Show every line in the entries below where the word "пилоткой" appears.

Saved entries:
^^^^^^^^^^^^^^^^

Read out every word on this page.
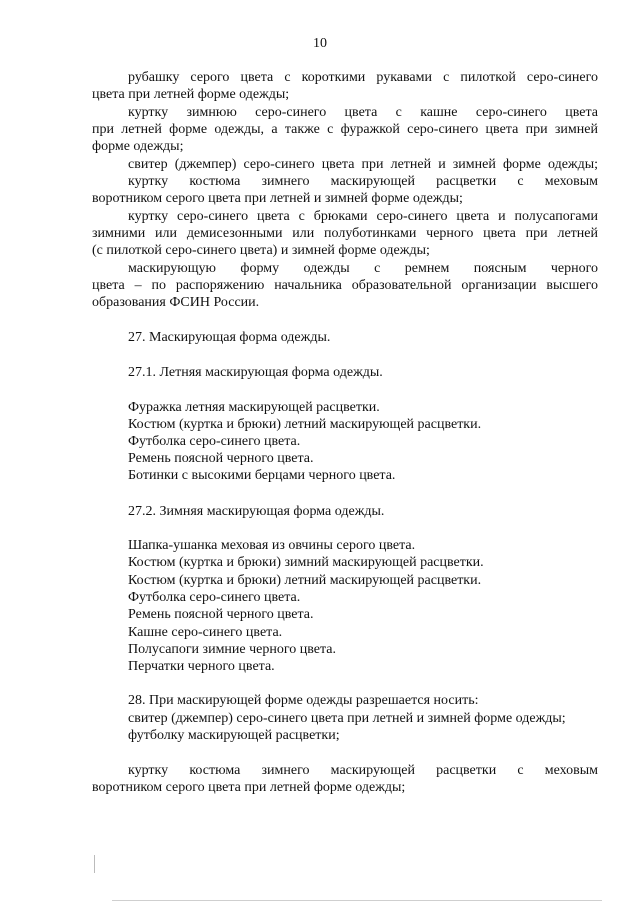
10
рубашку серого цвета с короткими рукавами с пилоткой серо-синего
цвета при летней форме одежды;
куртку зимнюю серо-синего цвета с кашне серо-синего цвета
при летней форме одежды, а также с фуражкой серо-синего цвета при зимней
форме одежды;
свитер (джемпер) серо-синего цвета при летней и зимней форме одежды;
куртку костюма зимнего маскирующей расцветки с меховым
воротником серого цвета при летней и зимней форме одежды;
куртку серо-синего цвета с брюками серо-синего цвета и полусапогами
зимними или демисезонными или полуботинками черного цвета при летней
(с пилоткой серо-синего цвета) и зимней форме одежды;
маскирующую форму одежды с ремнем поясным черного
цвета – по распоряжению начальника образовательной организации высшего
образования ФСИН России.
27. Маскирующая форма одежды.
27.1. Летняя маскирующая форма одежды.
Фуражка летняя маскирующей расцветки.
Костюм (куртка и брюки) летний маскирующей расцветки.
Футболка серо-синего цвета.
Ремень поясной черного цвета.
Ботинки с высокими берцами черного цвета.
27.2. Зимняя маскирующая форма одежды.
Шапка-ушанка меховая из овчины серого цвета.
Костюм (куртка и брюки) зимний маскирующей расцветки.
Костюм (куртка и брюки) летний маскирующей расцветки.
Футболка серо-синего цвета.
Ремень поясной черного цвета.
Кашне серо-синего цвета.
Полусапоги зимние черного цвета.
Перчатки черного цвета.
28. При маскирующей форме одежды разрешается носить:
свитер (джемпер) серо-синего цвета при летней и зимней форме одежды;
футболку маскирующей расцветки;
куртку костюма зимнего маскирующей расцветки с меховым
воротником серого цвета при летней форме одежды;
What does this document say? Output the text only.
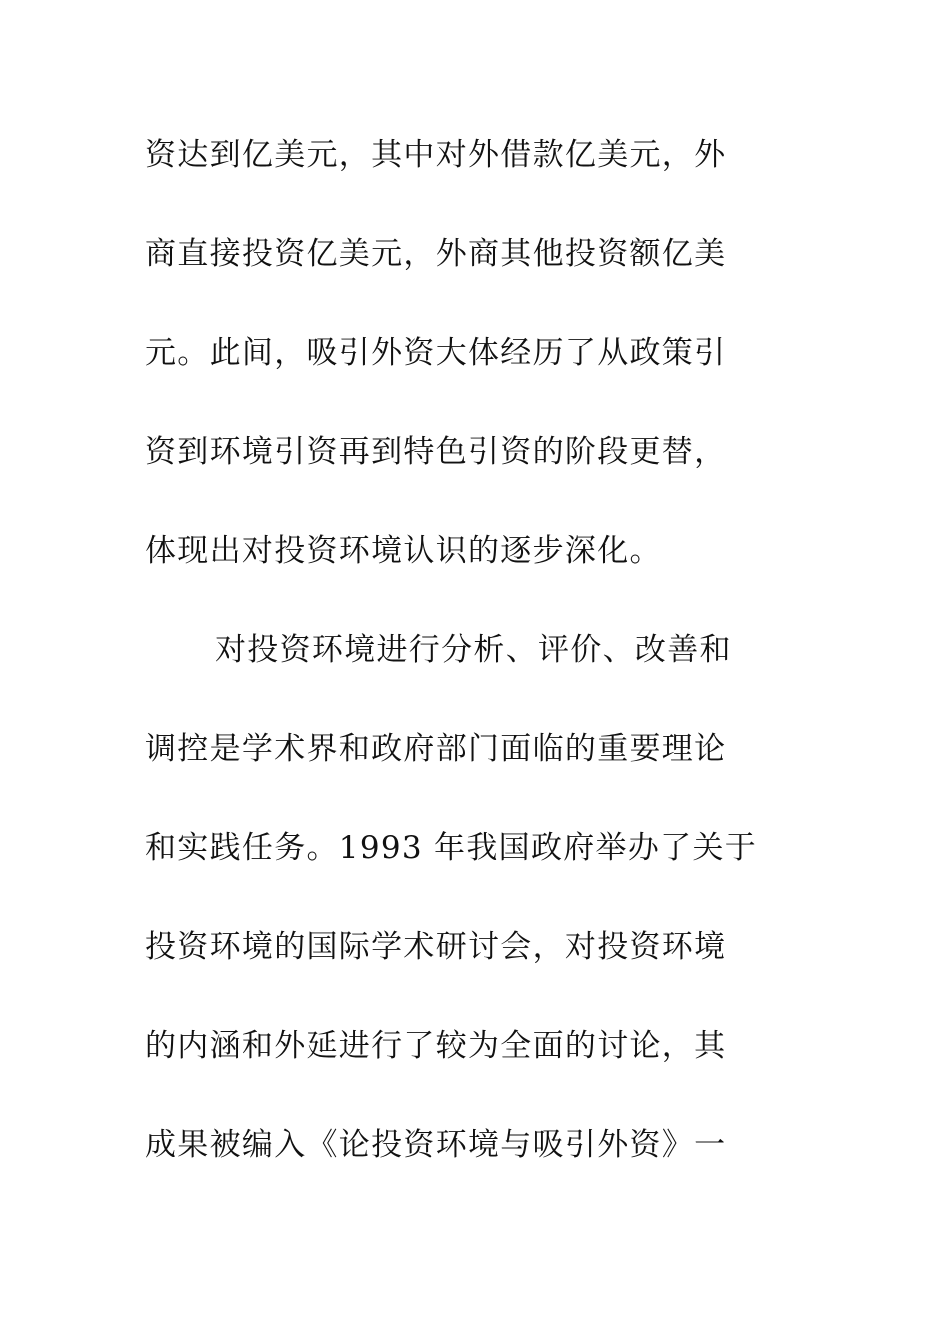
资达到亿美元，其中对外借款亿美元，外
商直接投资亿美元，外商其他投资额亿美
元。此间，吸引外资大体经历了从政策引
资到环境引资再到特色引资的阶段更替，
体现出对投资环境认识的逐步深化。
对投资环境进行分析、评价、改善和
调控是学术界和政府部门面临的重要理论
和实践任务。1993 年我国政府举办了关于
投资环境的国际学术研讨会，对投资环境
的内涵和外延进行了较为全面的讨论，其
成果被编入《论投资环境与吸引外资》一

^^^^^^^^^^^^^^^^

EXERCISE RESPONSE -
рубашку серого цвета с короткими рукавами с пилоткой серо-синего
(с пилоткой серо-синего цвета) и зимней форме одежды;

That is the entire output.